_Data lines:_
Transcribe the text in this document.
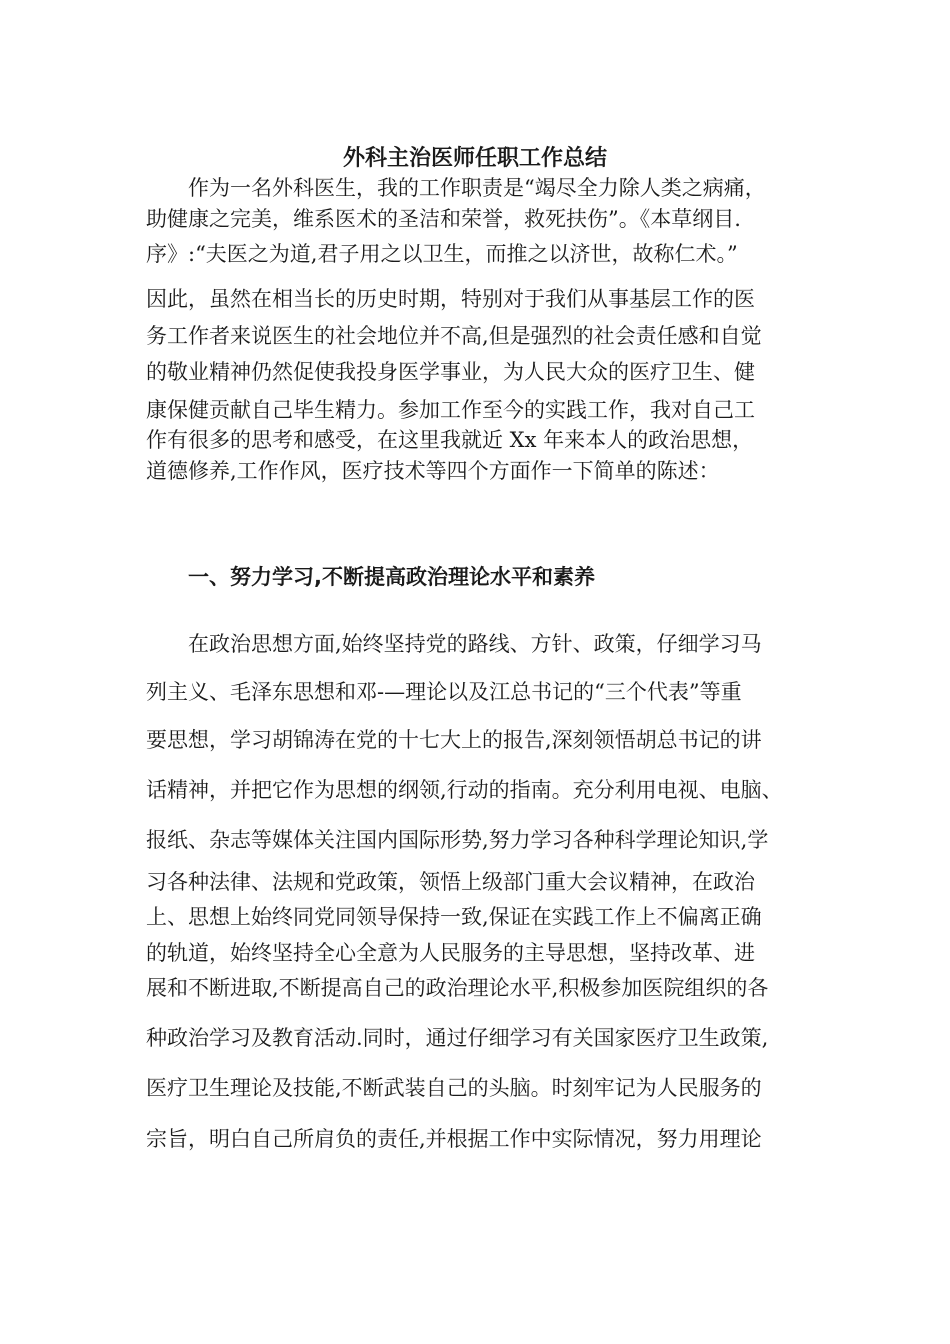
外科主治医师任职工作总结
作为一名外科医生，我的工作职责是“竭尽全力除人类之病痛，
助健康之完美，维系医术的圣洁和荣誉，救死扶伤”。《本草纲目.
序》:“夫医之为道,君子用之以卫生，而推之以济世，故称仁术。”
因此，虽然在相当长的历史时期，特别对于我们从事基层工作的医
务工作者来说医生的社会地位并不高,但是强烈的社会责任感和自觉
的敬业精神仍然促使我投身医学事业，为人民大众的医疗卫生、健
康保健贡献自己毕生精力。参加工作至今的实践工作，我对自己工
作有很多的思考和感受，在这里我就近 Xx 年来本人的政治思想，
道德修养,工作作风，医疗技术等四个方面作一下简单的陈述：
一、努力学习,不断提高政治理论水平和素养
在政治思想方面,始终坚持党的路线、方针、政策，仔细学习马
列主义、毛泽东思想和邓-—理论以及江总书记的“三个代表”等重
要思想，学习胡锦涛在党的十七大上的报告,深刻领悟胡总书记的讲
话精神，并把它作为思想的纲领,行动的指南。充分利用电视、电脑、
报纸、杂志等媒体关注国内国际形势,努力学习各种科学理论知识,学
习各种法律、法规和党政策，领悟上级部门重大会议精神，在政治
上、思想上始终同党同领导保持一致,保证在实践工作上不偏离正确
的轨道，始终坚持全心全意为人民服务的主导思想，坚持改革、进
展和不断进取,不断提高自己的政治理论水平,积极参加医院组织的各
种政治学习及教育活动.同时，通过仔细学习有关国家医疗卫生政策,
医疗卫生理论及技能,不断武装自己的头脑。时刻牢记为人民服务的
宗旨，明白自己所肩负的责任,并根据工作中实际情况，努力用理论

_Set exercise:_ Quote the data above in full, leaving out the pictures it holds.

_Written solution:_
Transcribe the text in this document.
外科主治医师任职工作总结
作为一名外科医生，我的工作职责是“竭尽全力除人类之病痛，
助健康之完美，维系医术的圣洁和荣誉，救死扶伤”。《本草纲目.
序》:“夫医之为道,君子用之以卫生，而推之以济世，故称仁术。”
因此，虽然在相当长的历史时期，特别对于我们从事基层工作的医
务工作者来说医生的社会地位并不高,但是强烈的社会责任感和自觉
的敬业精神仍然促使我投身医学事业，为人民大众的医疗卫生、健
康保健贡献自己毕生精力。参加工作至今的实践工作，我对自己工
作有很多的思考和感受，在这里我就近 Xx 年来本人的政治思想，
道德修养,工作作风，医疗技术等四个方面作一下简单的陈述：
一、努力学习,不断提高政治理论水平和素养
在政治思想方面,始终坚持党的路线、方针、政策，仔细学习马
列主义、毛泽东思想和邓-—理论以及江总书记的“三个代表”等重
要思想，学习胡锦涛在党的十七大上的报告,深刻领悟胡总书记的讲
话精神，并把它作为思想的纲领,行动的指南。充分利用电视、电脑、
报纸、杂志等媒体关注国内国际形势,努力学习各种科学理论知识,学
习各种法律、法规和党政策，领悟上级部门重大会议精神，在政治
上、思想上始终同党同领导保持一致,保证在实践工作上不偏离正确
的轨道，始终坚持全心全意为人民服务的主导思想，坚持改革、进
展和不断进取,不断提高自己的政治理论水平,积极参加医院组织的各
种政治学习及教育活动.同时，通过仔细学习有关国家医疗卫生政策,
医疗卫生理论及技能,不断武装自己的头脑。时刻牢记为人民服务的
宗旨，明白自己所肩负的责任,并根据工作中实际情况，努力用理论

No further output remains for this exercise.